Я не заставил себя долго упрашивать и покинул их «гостеприимное» общество.

После этого случая, откровенно, у меня пропала охота разыскивать партизан, и всё отчётливей созревала идея как можно быстрее добраться до знакомых мне мест и людей в районе Дисны под Полоцком, где я провёл зиму 1941—1942 годов, где меня знали, где наверняка тоже уже были партизаны. Тем более, что надвигалась осень, ночи стали холодными, чаще стали идти дожди, от которых иногда негде было и схорониться.

В последний раз перешёл я вброд Березину. Стоял ясный солнечный день, было тепло. Воспользовавшись этим, я выстирал своё бельишко (сменной пары у меня уже не было), вымылся в достаточно уже холодной воде, высушил на солнце белые, оделся и отправился дальше. Впереди лежало Молодечно. Его надо было обходить справа или слева. Слева — значит пересекать две железные дороги: на Лиду и на Вильно и шоссе на Вильно; справа — пересекать железную дорогу на Минск и шоссе туда же. Сам я склонялся к маршруту обходить Молодечно справа: переходить всего две магистрали, где может ожидать меня опасность, железнодорожную и шоссейную. Я знал, что от Молодечно до Красного дороги идут полями и, лесов там нет. Нас возили по этой дороге в Красное из Молодечно, когда я был там в лагере. Что собой представляет местность за Красным к Минску — этого я не знал. Да и местные жители, с которыми я говорил на эту тему, мне ничего определённого сказать не могли. Они редко туда выбирались. Знали только, что за Молодечно тоже есть большие леса, поменьше, чем Налибокская пуща, но тоже большие. Поэтому я думал пока держать курс на Красное, а по мере приближения, где люди более осведомлены, решить куда идти дальше.

ВАША ЗАДАЧА: Как звучит часть отрывка, которая открывается словами «Я не заставил» и заканчивается словами «было и схорониться.»? Приведите её заново слово в слово.

ИСХОДНЫЕ СТРОКИ:
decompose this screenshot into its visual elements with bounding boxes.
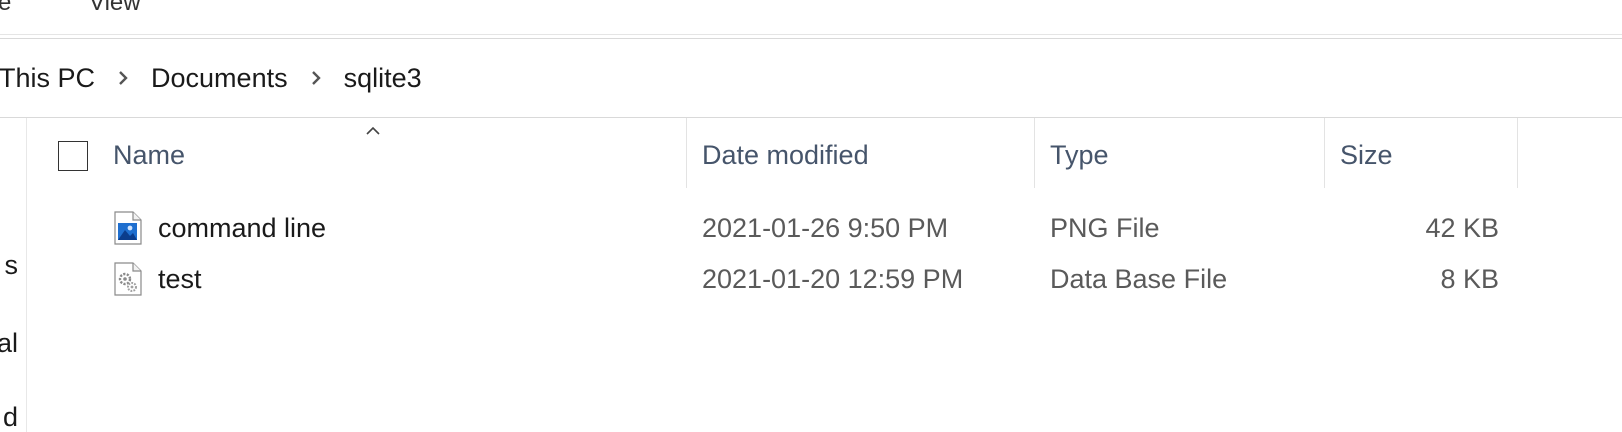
- chevron-right-icon[interactable]: [117, 69, 129, 87]
- chevron-right-icon[interactable]: [310, 69, 322, 87]
- breadcrumb-sqlite3[interactable]: sqlite3: [344, 63, 422, 94]
- ribbon-tab-share[interactable]: re: [0, 0, 11, 18]
- file-date-modified: 2021-01-26 9:50 PM: [702, 213, 949, 243]
- file-type: Data Base File: [1050, 264, 1228, 294]
- file-date-modified: 2021-01-20 12:59 PM: [702, 264, 964, 294]
- file-type: PNG File: [1050, 213, 1160, 243]
- file-row[interactable]: test 2021-01-20 12:59 PM Data Base File …: [27, 255, 1622, 305]
- image-file-icon: [114, 211, 142, 245]
- ribbon-tab-bar: re View: [0, 0, 1622, 35]
- nav-item-fragment[interactable]: d: [3, 402, 18, 432]
- sort-ascending-icon: [365, 123, 381, 141]
- file-size: 8 KB: [1440, 264, 1499, 294]
- breadcrumb-this-pc[interactable]: This PC: [0, 63, 95, 94]
- ribbon-tab-view[interactable]: View: [89, 0, 141, 18]
- column-divider[interactable]: [686, 118, 687, 188]
- settings-file-icon: [114, 262, 142, 296]
- file-name: test: [158, 264, 202, 294]
- column-divider[interactable]: [1517, 118, 1518, 188]
- file-explorer-window: re View This PC Documents sqlite3 s al d…: [0, 0, 1622, 432]
- breadcrumb-documents[interactable]: Documents: [151, 63, 288, 94]
- column-divider[interactable]: [1324, 118, 1325, 188]
- nav-item-fragment[interactable]: al: [0, 328, 18, 359]
- file-size: 42 KB: [1425, 213, 1499, 243]
- nav-item-fragment[interactable]: s: [5, 250, 19, 281]
- file-row[interactable]: command line 2021-01-26 9:50 PM PNG File…: [27, 204, 1622, 254]
- file-list: Name Date modified Type Size command lin…: [27, 118, 1622, 432]
- address-bar[interactable]: This PC Documents sqlite3: [0, 38, 1622, 118]
- column-header-name[interactable]: Name: [113, 140, 185, 171]
- navigation-pane[interactable]: s al d: [0, 118, 27, 432]
- column-header-size[interactable]: Size: [1340, 140, 1393, 171]
- column-header-type[interactable]: Type: [1050, 140, 1109, 171]
- column-header-date-modified[interactable]: Date modified: [702, 140, 869, 171]
- column-header-row: Name Date modified Type Size: [27, 118, 1622, 192]
- column-divider[interactable]: [1034, 118, 1035, 188]
- file-name: command line: [158, 213, 327, 243]
- select-all-checkbox[interactable]: [58, 141, 88, 171]
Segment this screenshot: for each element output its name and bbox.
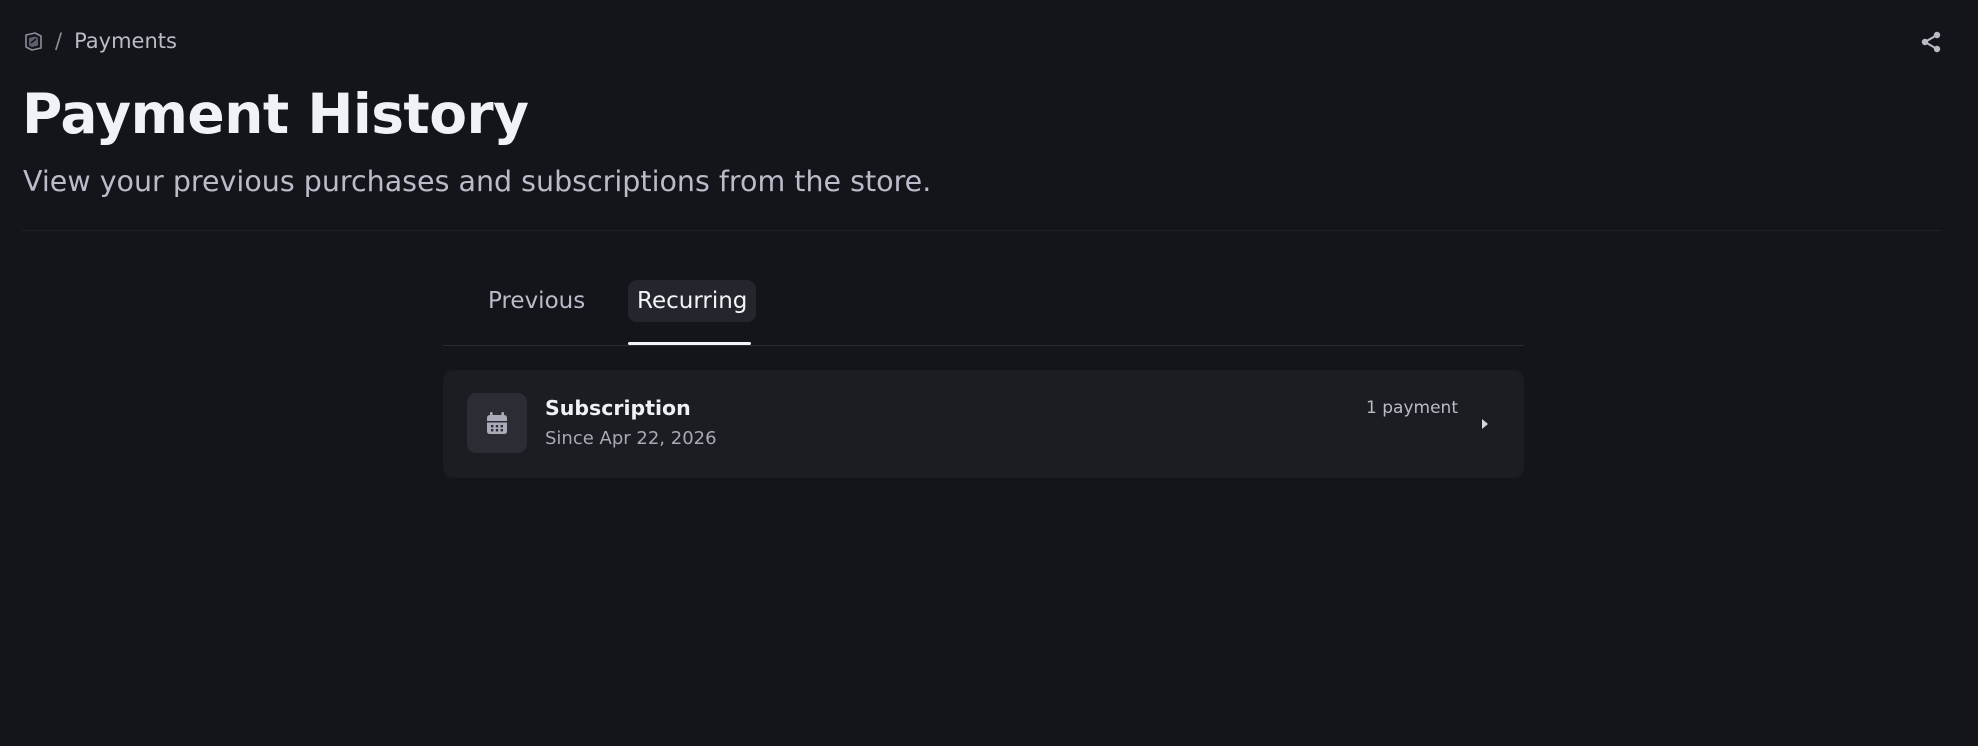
chevron-right-icon (1480, 417, 1490, 431)
calendar-icon (467, 393, 527, 453)
active-tab-indicator (628, 342, 751, 345)
breadcrumb-current[interactable]: Payments (74, 29, 177, 53)
share-icon (1921, 31, 1941, 53)
page-subtitle: View your previous purchases and subscri… (23, 165, 932, 198)
payment-count: 1 payment (1366, 398, 1458, 418)
page-title: Payment History (22, 82, 529, 146)
payment-history-page: / Payments Payment History View your pre… (0, 0, 1978, 746)
tab-bar: Previous Recurring (443, 278, 1524, 346)
subscription-title: Subscription (545, 396, 691, 420)
header-divider (22, 230, 1942, 231)
share-button[interactable] (1918, 28, 1944, 56)
tab-previous[interactable]: Previous (479, 280, 594, 322)
tab-recurring[interactable]: Recurring (628, 280, 757, 322)
home-logo-icon[interactable] (23, 31, 44, 52)
breadcrumb: / Payments (23, 27, 177, 55)
subscription-card[interactable]: Subscription Since Apr 22, 2026 1 paymen… (443, 370, 1524, 478)
subscription-since: Since Apr 22, 2026 (545, 428, 717, 449)
breadcrumb-separator: / (55, 29, 63, 53)
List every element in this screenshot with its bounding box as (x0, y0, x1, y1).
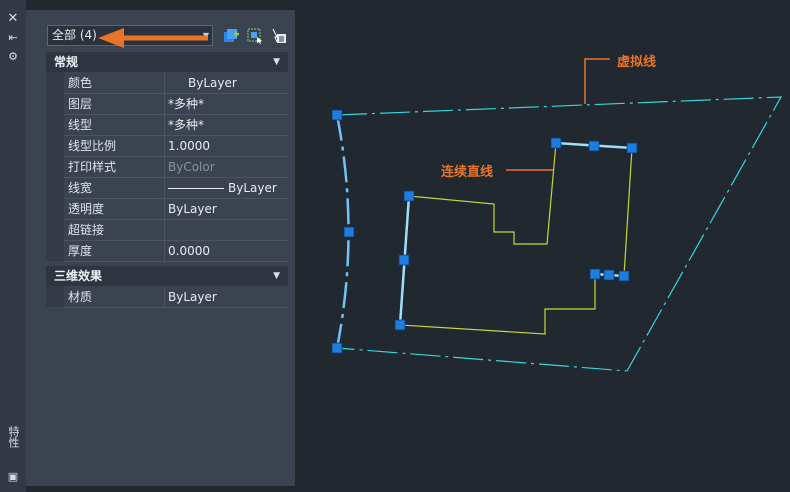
virtual-line-label: 虚拟线 (617, 55, 657, 70)
grip-points[interactable] (331, 109, 638, 354)
annotation-arrow (98, 28, 208, 48)
drawing-canvas[interactable] (0, 0, 790, 492)
continuous-line-label: 连续直线 (441, 165, 494, 180)
continuous-polyline[interactable] (399, 142, 633, 335)
virtual-line-leader (584, 58, 610, 104)
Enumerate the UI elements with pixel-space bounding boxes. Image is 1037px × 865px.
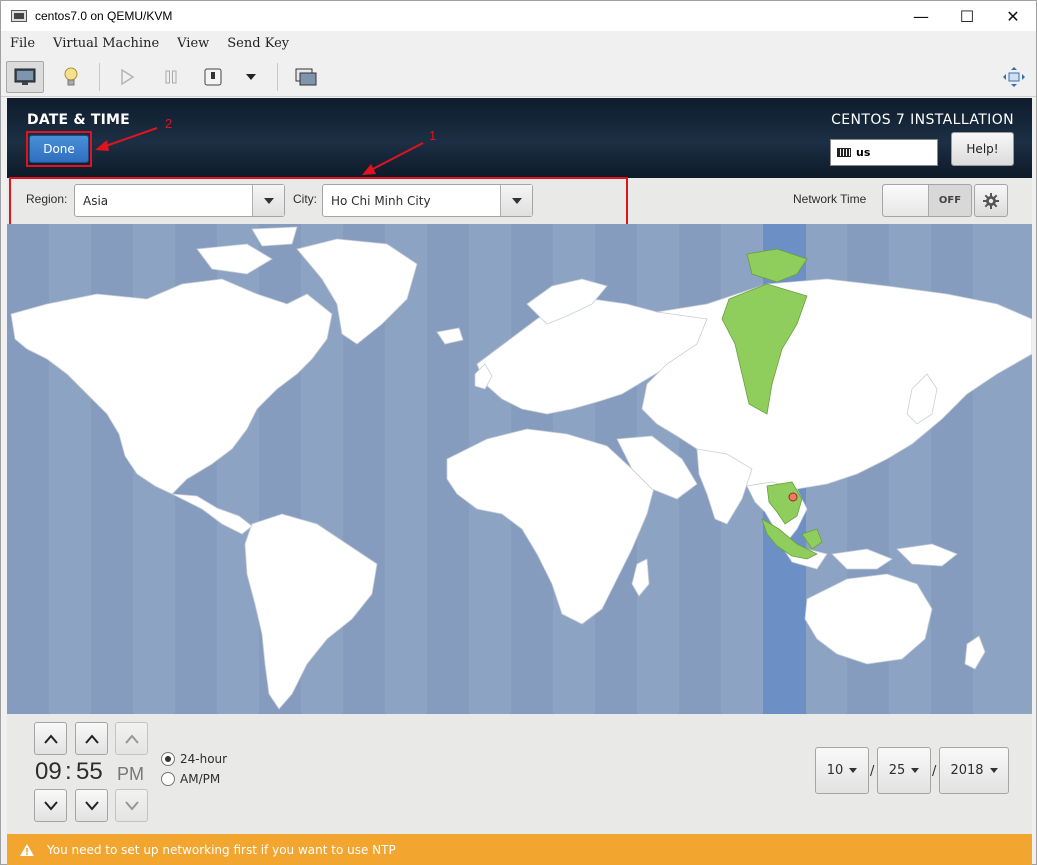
network-time-toggle[interactable]: OFF — [882, 184, 972, 217]
lightbulb-icon — [64, 67, 78, 86]
minute-up-button[interactable] — [75, 722, 108, 755]
radio-indicator[interactable] — [161, 772, 175, 786]
monitor-icon — [14, 68, 36, 85]
radio-indicator[interactable] — [161, 752, 175, 766]
chevron-down-icon — [43, 800, 58, 811]
gear-icon — [983, 192, 999, 209]
menu-bar: File Virtual Machine View Send Key — [1, 31, 1036, 55]
screenshot-button[interactable] — [291, 61, 321, 93]
maximize-button[interactable]: ☐ — [944, 1, 990, 31]
time-date-controls: 09 : 55 PM 24-hour AM/PM 10 / 25 / 2018 — [7, 714, 1032, 834]
run-button[interactable] — [113, 61, 141, 93]
console-view-button[interactable] — [6, 61, 44, 93]
minutes-value: 55 — [76, 758, 103, 785]
toggle-knob[interactable] — [883, 185, 929, 216]
chevron-down-icon — [124, 800, 139, 811]
year-dropdown[interactable]: 2018 — [939, 747, 1009, 794]
date-separator: / — [870, 764, 875, 779]
menu-virtual-machine[interactable]: Virtual Machine — [44, 36, 168, 51]
month-value: 10 — [826, 763, 844, 778]
year-value: 2018 — [950, 763, 984, 778]
minimize-button[interactable]: — — [898, 1, 944, 31]
chevron-up-icon — [43, 733, 58, 744]
installer-header: DATE & TIME Done CENTOS 7 INSTALLATION u… — [7, 98, 1032, 178]
network-time-label: Network Time — [793, 192, 867, 206]
day-value: 25 — [888, 763, 906, 778]
day-dropdown[interactable]: 25 — [877, 747, 931, 794]
shutdown-menu-dropdown[interactable] — [239, 61, 263, 93]
spoke-title: DATE & TIME — [27, 112, 130, 128]
title-bar: centos7.0 on QEMU/KVM — ☐ ✕ — [1, 1, 1036, 31]
vm-app-icon — [11, 10, 27, 22]
keyboard-layout-indicator[interactable]: us — [830, 139, 938, 166]
toolbar-separator — [99, 63, 100, 91]
toolbar-separator — [277, 63, 278, 91]
warning-text: You need to set up networking first if y… — [47, 843, 396, 857]
region-highlight-box — [9, 177, 628, 227]
format-24-hour-radio[interactable]: 24-hour — [161, 752, 227, 766]
product-title: CENTOS 7 INSTALLATION — [831, 112, 1014, 128]
pause-icon — [165, 70, 177, 84]
chevron-up-icon — [124, 733, 139, 744]
time-separator: : — [65, 758, 72, 785]
month-dropdown[interactable]: 10 — [815, 747, 869, 794]
annotation-marker-2: 2 — [165, 116, 173, 131]
close-button[interactable]: ✕ — [990, 1, 1036, 31]
chevron-down-icon — [911, 768, 920, 773]
window-title: centos7.0 on QEMU/KVM — [35, 9, 173, 23]
keyboard-layout-label: us — [856, 146, 871, 159]
period-value: PM — [117, 764, 144, 784]
chevron-down-icon — [849, 768, 858, 773]
ntp-warning-bar: You need to set up networking first if y… — [7, 834, 1032, 865]
hour-down-button[interactable] — [34, 789, 67, 822]
details-view-button[interactable] — [56, 61, 86, 93]
chevron-down-icon — [989, 768, 998, 773]
fullscreen-icon — [1003, 67, 1025, 87]
vm-guest-screen[interactable]: DATE & TIME Done CENTOS 7 INSTALLATION u… — [7, 98, 1032, 865]
hours-value: 09 — [35, 758, 62, 785]
shutdown-button[interactable] — [199, 61, 227, 93]
ntp-config-button[interactable] — [974, 184, 1008, 217]
date-separator: / — [932, 764, 937, 779]
selected-city-marker[interactable] — [788, 492, 798, 502]
done-highlight-box — [26, 131, 92, 167]
play-icon — [121, 68, 135, 86]
warning-icon — [20, 844, 34, 856]
menu-file[interactable]: File — [1, 36, 44, 51]
menu-view[interactable]: View — [168, 36, 218, 51]
format-ampm-label: AM/PM — [180, 772, 221, 786]
annotation-marker-1: 1 — [429, 128, 437, 143]
minute-down-button[interactable] — [75, 789, 108, 822]
format-24-hour-label: 24-hour — [180, 752, 228, 766]
world-map[interactable] — [7, 224, 1032, 714]
vm-viewer-window: centos7.0 on QEMU/KVM — ☐ ✕ File Virtual… — [0, 0, 1037, 865]
power-icon — [204, 68, 222, 86]
timezone-map[interactable] — [7, 224, 1032, 714]
toolbar — [1, 57, 1036, 97]
fullscreen-button[interactable] — [999, 61, 1029, 93]
period-down-button[interactable] — [115, 789, 148, 822]
screenshot-icon — [295, 68, 317, 86]
chevron-down-icon — [84, 800, 99, 811]
dropdown-icon — [246, 74, 256, 80]
pause-button[interactable] — [157, 61, 185, 93]
period-up-button[interactable] — [115, 722, 148, 755]
keyboard-icon — [837, 148, 851, 157]
network-time-state: OFF — [938, 195, 962, 206]
format-ampm-radio[interactable]: AM/PM — [161, 772, 220, 786]
chevron-up-icon — [84, 733, 99, 744]
help-button[interactable]: Help! — [951, 132, 1014, 166]
menu-send-key[interactable]: Send Key — [218, 36, 298, 51]
hour-up-button[interactable] — [34, 722, 67, 755]
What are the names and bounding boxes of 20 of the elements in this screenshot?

РЕЗУЛЬТАТ ЗАДАНИЯ:
Я не заставил себя долго упрашивать и покинул их «гостеприимное» общество.

После этого случая, откровенно, у меня пропала охота разыскивать партизан, и всё отчётливей созревала идея как можно быстрее добраться до знакомых мне мест и людей в районе Дисны под Полоцком, где я провёл зиму 1941—1942 годов, где меня знали, где наверняка тоже уже были партизаны. Тем более, что надвигалась осень, ночи стали холодными, чаще стали идти дожди, от которых иногда негде было и схорониться.